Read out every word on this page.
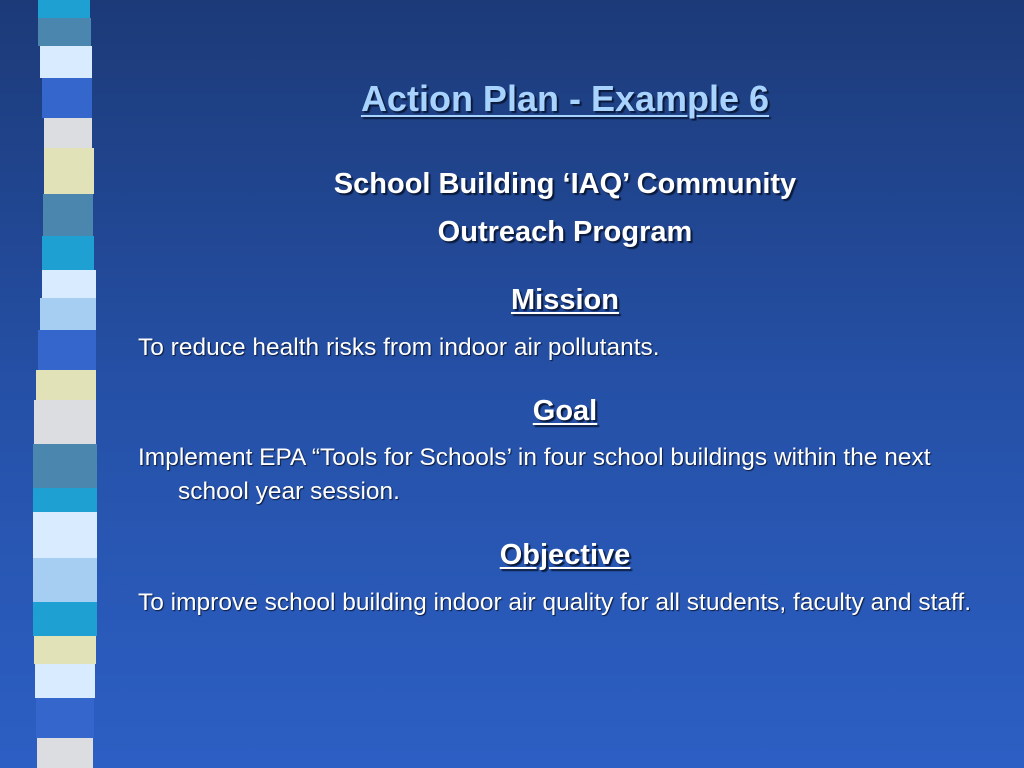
Action Plan - Example 6
School Building ‘IAQ’ Community
Outreach Program
Mission

To reduce health risks from indoor air pollutants.

Goal

Implement EPA “Tools for Schools’ in four school buildings within the next school year session.

Objective

To improve school building indoor air quality for all students, faculty and staff.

■ ■ ■ ■ ■ ■ ■

OBJECTIVE.
Return every line holding the word "indoor" from the records.

RESULT OF THIS EXERCISE.
To reduce health risks from indoor air pollutants.
To improve school building indoor air quality for all students, faculty and staff.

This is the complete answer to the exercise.